Your instructions
Reproduce every line of the items below without any changes.

• • •

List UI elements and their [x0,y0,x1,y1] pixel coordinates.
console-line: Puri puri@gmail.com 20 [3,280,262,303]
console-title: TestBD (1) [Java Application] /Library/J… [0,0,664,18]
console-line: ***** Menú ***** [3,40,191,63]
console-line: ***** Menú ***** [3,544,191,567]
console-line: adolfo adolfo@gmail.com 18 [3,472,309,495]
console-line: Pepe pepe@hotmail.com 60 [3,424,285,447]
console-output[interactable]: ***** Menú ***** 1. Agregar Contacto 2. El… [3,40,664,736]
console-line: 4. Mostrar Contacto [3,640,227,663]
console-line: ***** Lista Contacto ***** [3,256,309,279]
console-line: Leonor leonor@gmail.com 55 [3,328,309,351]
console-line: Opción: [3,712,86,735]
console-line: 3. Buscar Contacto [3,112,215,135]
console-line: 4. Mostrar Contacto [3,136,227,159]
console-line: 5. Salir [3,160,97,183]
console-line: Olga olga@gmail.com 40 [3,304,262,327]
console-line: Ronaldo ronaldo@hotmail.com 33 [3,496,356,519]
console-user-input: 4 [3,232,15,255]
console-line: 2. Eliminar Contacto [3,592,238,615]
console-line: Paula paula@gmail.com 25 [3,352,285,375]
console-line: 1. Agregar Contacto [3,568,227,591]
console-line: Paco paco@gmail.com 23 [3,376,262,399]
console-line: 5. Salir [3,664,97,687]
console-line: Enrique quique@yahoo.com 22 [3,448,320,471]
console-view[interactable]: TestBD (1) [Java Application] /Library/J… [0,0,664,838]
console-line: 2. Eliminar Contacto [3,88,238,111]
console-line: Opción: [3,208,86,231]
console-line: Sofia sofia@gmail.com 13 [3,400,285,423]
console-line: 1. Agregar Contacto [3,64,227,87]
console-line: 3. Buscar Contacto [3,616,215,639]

• • •

Task answer
List UI elements and their [x0,y0,x1,y1] pixel coordinates.
console-line: Puri puri@gmail.com 20 [3,280,262,303]
console-title: TestBD (1) [Java Application] /Library/J… [0,0,664,18]
console-line: ***** Menú ***** [3,40,191,63]
console-line: ***** Menú ***** [3,544,191,567]
console-line: adolfo adolfo@gmail.com 18 [3,472,309,495]
console-line: Pepe pepe@hotmail.com 60 [3,424,285,447]
console-output[interactable]: ***** Menú ***** 1. Agregar Contacto 2. El… [3,40,664,736]
console-line: 4. Mostrar Contacto [3,640,227,663]
console-line: ***** Lista Contacto ***** [3,256,309,279]
console-line: Leonor leonor@gmail.com 55 [3,328,309,351]
console-line: Opción: [3,712,86,735]
console-line: 3. Buscar Contacto [3,112,215,135]
console-line: 4. Mostrar Contacto [3,136,227,159]
console-line: 5. Salir [3,160,97,183]
console-line: Olga olga@gmail.com 40 [3,304,262,327]
console-line: Ronaldo ronaldo@hotmail.com 33 [3,496,356,519]
console-user-input: 4 [3,232,15,255]
console-line: 2. Eliminar Contacto [3,592,238,615]
console-line: Paula paula@gmail.com 25 [3,352,285,375]
console-line: 1. Agregar Contacto [3,568,227,591]
console-line: Paco paco@gmail.com 23 [3,376,262,399]
console-line: 5. Salir [3,664,97,687]
console-line: Enrique quique@yahoo.com 22 [3,448,320,471]
console-view[interactable]: TestBD (1) [Java Application] /Library/J… [0,0,664,838]
console-line: 2. Eliminar Contacto [3,88,238,111]
console-line: Opción: [3,208,86,231]
console-line: Sofia sofia@gmail.com 13 [3,400,285,423]
console-line: 1. Agregar Contacto [3,64,227,87]
console-line: 3. Buscar Contacto [3,616,215,639]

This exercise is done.